▶ SHORT TASK:
Copy out every row below that contains the string "Номер", each in full.

══════

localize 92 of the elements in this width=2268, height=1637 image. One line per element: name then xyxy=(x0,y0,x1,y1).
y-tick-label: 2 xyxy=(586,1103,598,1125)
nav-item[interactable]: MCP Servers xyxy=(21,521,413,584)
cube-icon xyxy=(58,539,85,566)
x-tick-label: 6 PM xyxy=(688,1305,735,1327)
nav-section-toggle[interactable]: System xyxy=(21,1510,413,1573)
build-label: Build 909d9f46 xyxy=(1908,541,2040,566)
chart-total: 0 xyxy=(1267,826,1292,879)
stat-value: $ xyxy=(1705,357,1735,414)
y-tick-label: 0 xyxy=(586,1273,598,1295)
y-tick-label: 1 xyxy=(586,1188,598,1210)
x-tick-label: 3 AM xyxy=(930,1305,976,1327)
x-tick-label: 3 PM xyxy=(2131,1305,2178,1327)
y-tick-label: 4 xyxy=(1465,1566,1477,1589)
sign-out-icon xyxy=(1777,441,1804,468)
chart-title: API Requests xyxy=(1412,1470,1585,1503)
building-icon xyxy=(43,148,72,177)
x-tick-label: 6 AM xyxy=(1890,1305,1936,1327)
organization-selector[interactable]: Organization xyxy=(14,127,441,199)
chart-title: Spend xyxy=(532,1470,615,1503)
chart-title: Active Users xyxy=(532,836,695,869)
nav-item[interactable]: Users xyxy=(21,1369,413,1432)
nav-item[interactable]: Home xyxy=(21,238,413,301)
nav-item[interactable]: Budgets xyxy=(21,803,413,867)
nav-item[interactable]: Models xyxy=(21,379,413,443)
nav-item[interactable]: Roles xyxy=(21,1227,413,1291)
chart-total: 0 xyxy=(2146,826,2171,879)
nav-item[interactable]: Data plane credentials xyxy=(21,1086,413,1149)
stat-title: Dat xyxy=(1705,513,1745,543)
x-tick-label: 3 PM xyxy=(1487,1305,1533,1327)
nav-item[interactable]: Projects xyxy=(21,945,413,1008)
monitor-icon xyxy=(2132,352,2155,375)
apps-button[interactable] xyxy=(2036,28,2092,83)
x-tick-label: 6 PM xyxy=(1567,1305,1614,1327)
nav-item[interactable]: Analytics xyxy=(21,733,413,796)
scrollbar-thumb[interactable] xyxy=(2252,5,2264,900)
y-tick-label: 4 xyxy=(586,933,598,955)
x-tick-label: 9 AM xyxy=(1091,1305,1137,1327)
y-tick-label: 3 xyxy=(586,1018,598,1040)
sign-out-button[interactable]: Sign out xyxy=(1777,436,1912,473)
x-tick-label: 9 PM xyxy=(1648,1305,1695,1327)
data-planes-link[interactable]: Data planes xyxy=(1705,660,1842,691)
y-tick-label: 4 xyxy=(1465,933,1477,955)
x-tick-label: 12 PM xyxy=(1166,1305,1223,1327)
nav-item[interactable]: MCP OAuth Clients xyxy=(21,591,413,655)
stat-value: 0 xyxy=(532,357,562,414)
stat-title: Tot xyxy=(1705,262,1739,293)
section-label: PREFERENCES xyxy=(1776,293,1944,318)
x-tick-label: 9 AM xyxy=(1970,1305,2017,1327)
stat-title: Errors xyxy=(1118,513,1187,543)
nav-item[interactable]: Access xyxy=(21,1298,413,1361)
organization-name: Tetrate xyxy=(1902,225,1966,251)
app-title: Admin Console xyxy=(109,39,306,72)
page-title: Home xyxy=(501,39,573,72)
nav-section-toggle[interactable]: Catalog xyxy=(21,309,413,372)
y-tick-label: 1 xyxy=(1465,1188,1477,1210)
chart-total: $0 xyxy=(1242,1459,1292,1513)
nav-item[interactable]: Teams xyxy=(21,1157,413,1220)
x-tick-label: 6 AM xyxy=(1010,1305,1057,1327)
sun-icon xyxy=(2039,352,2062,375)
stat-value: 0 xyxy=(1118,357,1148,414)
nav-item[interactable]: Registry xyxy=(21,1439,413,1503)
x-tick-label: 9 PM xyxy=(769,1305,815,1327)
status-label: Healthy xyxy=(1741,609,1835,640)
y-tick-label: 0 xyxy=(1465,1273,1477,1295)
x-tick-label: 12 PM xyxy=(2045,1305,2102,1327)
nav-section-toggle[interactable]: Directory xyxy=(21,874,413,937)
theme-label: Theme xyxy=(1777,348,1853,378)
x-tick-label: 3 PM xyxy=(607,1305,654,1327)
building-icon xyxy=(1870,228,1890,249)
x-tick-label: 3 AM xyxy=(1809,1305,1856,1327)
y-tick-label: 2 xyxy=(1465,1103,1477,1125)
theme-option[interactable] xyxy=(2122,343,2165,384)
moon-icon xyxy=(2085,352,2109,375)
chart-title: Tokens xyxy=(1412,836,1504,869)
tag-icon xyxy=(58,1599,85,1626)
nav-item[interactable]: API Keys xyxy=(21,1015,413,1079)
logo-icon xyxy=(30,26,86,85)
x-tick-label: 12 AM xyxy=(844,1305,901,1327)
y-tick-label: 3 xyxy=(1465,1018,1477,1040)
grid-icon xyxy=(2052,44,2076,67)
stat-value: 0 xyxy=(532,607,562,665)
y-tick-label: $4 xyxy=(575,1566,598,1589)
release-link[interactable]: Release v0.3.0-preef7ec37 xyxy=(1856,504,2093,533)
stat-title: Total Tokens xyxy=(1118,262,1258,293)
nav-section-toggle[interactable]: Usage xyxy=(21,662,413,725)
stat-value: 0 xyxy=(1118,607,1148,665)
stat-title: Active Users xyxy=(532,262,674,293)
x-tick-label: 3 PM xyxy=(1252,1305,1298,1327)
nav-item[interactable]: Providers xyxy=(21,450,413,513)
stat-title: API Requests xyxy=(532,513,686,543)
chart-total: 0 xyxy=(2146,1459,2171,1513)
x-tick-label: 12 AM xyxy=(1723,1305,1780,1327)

══════

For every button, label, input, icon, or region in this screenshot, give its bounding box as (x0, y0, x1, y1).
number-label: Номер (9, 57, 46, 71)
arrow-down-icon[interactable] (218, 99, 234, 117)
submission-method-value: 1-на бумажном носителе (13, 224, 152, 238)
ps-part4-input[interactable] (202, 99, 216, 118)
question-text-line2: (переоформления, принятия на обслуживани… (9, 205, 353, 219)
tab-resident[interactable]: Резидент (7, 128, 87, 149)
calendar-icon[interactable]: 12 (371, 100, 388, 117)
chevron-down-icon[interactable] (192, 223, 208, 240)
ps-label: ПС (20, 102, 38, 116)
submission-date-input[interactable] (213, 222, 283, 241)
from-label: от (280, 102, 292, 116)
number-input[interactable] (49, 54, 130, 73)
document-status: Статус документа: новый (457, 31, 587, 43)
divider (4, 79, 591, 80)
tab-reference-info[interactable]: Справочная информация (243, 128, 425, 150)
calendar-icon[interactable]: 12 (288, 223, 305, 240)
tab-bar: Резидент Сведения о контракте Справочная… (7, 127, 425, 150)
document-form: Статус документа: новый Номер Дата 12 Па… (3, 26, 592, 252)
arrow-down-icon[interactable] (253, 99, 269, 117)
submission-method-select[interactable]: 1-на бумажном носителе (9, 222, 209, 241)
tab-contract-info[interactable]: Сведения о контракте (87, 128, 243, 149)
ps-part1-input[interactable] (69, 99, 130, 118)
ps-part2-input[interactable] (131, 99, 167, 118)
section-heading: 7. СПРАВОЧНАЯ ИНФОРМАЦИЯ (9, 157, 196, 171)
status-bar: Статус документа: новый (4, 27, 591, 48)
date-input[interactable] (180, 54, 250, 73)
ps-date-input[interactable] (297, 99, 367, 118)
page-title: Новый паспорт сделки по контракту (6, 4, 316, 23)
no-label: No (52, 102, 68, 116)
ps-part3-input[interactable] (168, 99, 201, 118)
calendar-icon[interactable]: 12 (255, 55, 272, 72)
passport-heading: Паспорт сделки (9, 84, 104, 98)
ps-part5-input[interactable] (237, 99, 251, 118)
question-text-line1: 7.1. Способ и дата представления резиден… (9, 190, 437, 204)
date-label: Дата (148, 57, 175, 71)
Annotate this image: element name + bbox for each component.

══════

▶ OUTPUT FOR THIS TASK:
number-label: Номер (9, 57, 46, 71)
document-form: Статус документа: новый Номер Дата 12 Па… (3, 26, 592, 252)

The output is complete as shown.